## WHAT YOU HAVE TO DO
Give every line of the material again, exactly as written.
────────────────
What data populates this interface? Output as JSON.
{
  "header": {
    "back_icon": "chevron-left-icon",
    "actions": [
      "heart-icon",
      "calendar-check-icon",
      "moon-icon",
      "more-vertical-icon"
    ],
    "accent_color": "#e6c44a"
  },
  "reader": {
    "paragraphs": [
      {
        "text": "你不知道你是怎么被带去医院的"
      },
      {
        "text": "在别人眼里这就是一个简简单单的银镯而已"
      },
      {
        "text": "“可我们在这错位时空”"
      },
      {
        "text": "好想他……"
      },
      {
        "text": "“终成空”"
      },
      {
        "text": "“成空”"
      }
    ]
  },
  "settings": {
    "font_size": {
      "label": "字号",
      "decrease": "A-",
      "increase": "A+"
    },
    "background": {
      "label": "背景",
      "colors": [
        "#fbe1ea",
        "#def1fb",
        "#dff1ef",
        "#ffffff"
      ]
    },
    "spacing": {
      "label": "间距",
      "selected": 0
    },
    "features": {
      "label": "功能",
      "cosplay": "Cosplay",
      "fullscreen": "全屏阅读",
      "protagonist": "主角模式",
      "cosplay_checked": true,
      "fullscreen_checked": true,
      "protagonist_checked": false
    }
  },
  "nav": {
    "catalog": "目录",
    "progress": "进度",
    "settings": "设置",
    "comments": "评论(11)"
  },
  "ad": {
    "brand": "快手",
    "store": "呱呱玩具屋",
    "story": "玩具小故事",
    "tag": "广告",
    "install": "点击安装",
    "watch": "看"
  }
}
────────────────
## THE RESULT
What data populates this interface? Output as JSON.
{
  "header": {
    "back_icon": "chevron-left-icon",
    "actions": [
      "heart-icon",
      "calendar-check-icon",
      "moon-icon",
      "more-vertical-icon"
    ],
    "accent_color": "#e6c44a"
  },
  "reader": {
    "paragraphs": [
      {
        "text": "你不知道你是怎么被带去医院的"
      },
      {
        "text": "在别人眼里这就是一个简简单单的银镯而已"
      },
      {
        "text": "“可我们在这错位时空”"
      },
      {
        "text": "好想他……"
      },
      {
        "text": "“终成空”"
      },
      {
        "text": "“成空”"
      }
    ]
  },
  "settings": {
    "font_size": {
      "label": "字号",
      "decrease": "A-",
      "increase": "A+"
    },
    "background": {
      "label": "背景",
      "colors": [
        "#fbe1ea",
        "#def1fb",
        "#dff1ef",
        "#ffffff"
      ]
    },
    "spacing": {
      "label": "间距",
      "selected": 0
    },
    "features": {
      "label": "功能",
      "cosplay": "Cosplay",
      "fullscreen": "全屏阅读",
      "protagonist": "主角模式",
      "cosplay_checked": true,
      "fullscreen_checked": true,
      "protagonist_checked": false
    }
  },
  "nav": {
    "catalog": "目录",
    "progress": "进度",
    "settings": "设置",
    "comments": "评论(11)"
  },
  "ad": {
    "brand": "快手",
    "store": "呱呱玩具屋",
    "story": "玩具小故事",
    "tag": "广告",
    "install": "点击安装",
    "watch": "看"
  }
}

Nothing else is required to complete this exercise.